*YOUR OBJECTIVE*
Convert the lines starting at the first one and ending at the line containing "add-edit-title: Add/Edit Web" into a Markdown table with the columns Row and Line, leaving out any blank lines.

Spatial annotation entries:
-- BEGIN --
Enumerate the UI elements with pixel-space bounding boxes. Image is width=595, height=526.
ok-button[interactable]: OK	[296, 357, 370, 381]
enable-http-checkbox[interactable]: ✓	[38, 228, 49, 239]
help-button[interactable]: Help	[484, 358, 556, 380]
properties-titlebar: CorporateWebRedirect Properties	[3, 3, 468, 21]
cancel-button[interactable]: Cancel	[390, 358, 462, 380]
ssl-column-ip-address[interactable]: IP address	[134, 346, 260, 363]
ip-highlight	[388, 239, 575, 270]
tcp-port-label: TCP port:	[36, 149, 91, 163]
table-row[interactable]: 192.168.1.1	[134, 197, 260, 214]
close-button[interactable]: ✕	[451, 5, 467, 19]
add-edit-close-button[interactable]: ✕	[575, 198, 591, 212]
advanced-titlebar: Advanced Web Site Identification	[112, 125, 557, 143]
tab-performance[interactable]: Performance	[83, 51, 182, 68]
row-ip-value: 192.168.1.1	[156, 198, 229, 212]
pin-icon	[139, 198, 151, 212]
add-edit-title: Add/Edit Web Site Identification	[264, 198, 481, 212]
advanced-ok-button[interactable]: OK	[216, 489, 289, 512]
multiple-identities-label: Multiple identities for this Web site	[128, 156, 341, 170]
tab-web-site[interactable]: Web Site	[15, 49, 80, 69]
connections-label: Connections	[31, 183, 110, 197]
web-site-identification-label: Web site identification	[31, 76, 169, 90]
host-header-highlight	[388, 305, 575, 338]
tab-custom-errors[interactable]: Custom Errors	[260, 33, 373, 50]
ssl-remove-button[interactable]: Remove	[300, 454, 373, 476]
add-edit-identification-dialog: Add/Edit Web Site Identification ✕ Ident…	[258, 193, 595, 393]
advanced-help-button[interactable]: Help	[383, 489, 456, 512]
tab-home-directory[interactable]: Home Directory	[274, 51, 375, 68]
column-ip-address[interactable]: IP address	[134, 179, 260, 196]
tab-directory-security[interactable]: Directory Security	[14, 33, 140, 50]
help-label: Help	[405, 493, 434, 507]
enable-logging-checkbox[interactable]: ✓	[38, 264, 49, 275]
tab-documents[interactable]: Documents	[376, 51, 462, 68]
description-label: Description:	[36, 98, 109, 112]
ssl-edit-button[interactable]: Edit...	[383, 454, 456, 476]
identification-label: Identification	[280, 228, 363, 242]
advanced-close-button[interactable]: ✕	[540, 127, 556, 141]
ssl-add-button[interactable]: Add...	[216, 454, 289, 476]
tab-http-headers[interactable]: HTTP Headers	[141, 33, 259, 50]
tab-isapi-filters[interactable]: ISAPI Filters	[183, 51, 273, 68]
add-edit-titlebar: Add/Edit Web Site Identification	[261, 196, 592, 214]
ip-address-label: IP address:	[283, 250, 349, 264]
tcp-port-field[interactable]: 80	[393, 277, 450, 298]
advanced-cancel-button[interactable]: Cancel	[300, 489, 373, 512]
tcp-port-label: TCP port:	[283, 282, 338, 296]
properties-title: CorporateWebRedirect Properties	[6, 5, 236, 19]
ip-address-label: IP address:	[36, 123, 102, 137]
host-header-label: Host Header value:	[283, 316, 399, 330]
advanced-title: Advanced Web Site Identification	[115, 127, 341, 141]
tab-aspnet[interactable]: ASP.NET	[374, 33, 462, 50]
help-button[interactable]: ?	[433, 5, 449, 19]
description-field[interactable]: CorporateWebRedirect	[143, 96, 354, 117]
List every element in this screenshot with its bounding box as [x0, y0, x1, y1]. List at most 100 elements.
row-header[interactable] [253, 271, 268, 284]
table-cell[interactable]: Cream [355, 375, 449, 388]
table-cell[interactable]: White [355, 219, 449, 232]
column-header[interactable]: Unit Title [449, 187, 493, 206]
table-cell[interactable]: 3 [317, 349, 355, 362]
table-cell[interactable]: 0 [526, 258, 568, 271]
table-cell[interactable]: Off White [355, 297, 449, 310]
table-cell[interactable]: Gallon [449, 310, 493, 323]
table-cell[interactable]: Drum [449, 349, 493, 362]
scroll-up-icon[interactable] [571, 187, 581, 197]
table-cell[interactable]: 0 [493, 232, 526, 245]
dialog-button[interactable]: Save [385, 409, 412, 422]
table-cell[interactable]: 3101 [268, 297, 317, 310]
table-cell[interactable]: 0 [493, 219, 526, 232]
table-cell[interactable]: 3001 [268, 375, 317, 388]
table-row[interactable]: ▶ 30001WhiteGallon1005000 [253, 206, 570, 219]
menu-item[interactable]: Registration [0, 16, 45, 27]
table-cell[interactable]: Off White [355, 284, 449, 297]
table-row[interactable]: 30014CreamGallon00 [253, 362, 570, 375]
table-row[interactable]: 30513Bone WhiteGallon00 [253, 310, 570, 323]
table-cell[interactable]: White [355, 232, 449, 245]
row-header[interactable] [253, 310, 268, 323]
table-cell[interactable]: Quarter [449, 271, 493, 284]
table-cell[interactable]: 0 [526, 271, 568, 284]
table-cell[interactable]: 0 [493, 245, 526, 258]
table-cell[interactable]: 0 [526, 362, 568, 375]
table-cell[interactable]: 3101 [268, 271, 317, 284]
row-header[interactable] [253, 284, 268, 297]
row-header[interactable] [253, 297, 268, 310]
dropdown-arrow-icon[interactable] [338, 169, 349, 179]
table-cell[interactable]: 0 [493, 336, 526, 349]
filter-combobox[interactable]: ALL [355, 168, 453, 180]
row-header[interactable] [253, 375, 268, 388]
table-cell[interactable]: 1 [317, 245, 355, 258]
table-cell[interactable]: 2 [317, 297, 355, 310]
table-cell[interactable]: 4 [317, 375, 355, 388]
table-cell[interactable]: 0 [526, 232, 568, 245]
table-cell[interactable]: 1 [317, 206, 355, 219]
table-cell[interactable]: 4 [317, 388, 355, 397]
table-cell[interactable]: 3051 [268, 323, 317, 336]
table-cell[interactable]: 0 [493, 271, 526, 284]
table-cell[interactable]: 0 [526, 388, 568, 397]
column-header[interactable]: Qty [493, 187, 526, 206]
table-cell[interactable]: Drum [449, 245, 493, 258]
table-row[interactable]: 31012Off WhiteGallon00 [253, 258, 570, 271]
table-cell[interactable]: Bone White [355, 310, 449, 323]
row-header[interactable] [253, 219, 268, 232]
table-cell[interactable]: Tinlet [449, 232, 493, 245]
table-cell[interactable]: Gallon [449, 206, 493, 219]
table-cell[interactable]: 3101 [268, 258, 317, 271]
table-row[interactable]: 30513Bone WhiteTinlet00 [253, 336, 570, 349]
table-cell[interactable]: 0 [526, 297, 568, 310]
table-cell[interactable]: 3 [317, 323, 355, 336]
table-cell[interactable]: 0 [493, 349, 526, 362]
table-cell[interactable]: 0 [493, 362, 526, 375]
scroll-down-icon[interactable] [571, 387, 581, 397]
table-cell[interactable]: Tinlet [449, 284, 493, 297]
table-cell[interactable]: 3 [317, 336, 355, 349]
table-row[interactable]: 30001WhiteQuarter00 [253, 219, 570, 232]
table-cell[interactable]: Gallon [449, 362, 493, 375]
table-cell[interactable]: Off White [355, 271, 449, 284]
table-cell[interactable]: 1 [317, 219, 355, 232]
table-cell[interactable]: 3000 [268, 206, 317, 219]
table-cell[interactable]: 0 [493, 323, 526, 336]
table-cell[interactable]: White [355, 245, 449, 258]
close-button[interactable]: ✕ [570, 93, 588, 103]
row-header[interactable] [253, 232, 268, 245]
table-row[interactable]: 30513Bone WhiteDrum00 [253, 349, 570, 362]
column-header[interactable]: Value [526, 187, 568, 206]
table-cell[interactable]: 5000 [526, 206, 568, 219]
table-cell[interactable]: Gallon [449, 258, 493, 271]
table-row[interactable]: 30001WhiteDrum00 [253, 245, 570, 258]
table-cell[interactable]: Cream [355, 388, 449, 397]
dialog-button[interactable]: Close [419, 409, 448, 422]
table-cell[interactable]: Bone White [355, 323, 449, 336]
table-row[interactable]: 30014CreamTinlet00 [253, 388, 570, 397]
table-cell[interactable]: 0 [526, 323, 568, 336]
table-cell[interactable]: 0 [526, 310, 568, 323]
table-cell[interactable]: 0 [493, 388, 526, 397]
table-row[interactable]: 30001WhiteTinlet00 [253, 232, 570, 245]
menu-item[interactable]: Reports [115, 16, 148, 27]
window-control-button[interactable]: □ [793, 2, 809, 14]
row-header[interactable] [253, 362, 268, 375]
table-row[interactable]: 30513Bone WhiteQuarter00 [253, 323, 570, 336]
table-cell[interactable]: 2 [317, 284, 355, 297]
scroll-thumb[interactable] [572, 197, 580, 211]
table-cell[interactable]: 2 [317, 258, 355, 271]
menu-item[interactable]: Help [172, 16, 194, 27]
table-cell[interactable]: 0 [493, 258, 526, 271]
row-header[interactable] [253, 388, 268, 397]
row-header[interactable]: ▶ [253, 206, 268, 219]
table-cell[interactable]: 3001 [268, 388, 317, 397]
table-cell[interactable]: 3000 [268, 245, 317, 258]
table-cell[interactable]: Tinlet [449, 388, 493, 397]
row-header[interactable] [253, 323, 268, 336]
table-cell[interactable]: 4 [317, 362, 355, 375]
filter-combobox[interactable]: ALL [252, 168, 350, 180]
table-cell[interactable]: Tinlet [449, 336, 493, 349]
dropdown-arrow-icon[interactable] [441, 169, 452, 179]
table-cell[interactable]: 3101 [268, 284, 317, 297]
-- END --
*RESULT FOR THIS EXERCISE*
| Row | Line |
|---|---|
| 1 | Enumerate the UI elements with pixel-space bounding boxes. Image is width=595, height=526. |
| 2 | ok-button[interactable]: OK	[296, 357, 370, 381] |
| 3 | enable-http-checkbox[interactable]: ✓	[38, 228, 49, 239] |
| 4 | help-button[interactable]: Help	[484, 358, 556, 380] |
| 5 | properties-titlebar: CorporateWebRedirect Properties	[3, 3, 468, 21] |
| 6 | cancel-button[interactable]: Cancel	[390, 358, 462, 380] |
| 7 | ssl-column-ip-address[interactable]: IP address	[134, 346, 260, 363] |
| 8 | ip-highlight	[388, 239, 575, 270] |
| 9 | tcp-port-label: TCP port:	[36, 149, 91, 163] |
| 10 | table-row[interactable]: 192.168.1.1	[134, 197, 260, 214] |
| 11 | close-button[interactable]: ✕	[451, 5, 467, 19] |
| 12 | add-edit-close-button[interactable]: ✕	[575, 198, 591, 212] |
| 13 | advanced-titlebar: Advanced Web Site Identification	[112, 125, 557, 143] |
| 14 | tab-performance[interactable]: Performance	[83, 51, 182, 68] |
| 15 | row-ip-value: 192.168.1.1	[156, 198, 229, 212] |
| 16 | pin-icon	[139, 198, 151, 212] |
| 17 | add-edit-title: Add/Edit Web Site Identification	[264, 198, 481, 212] |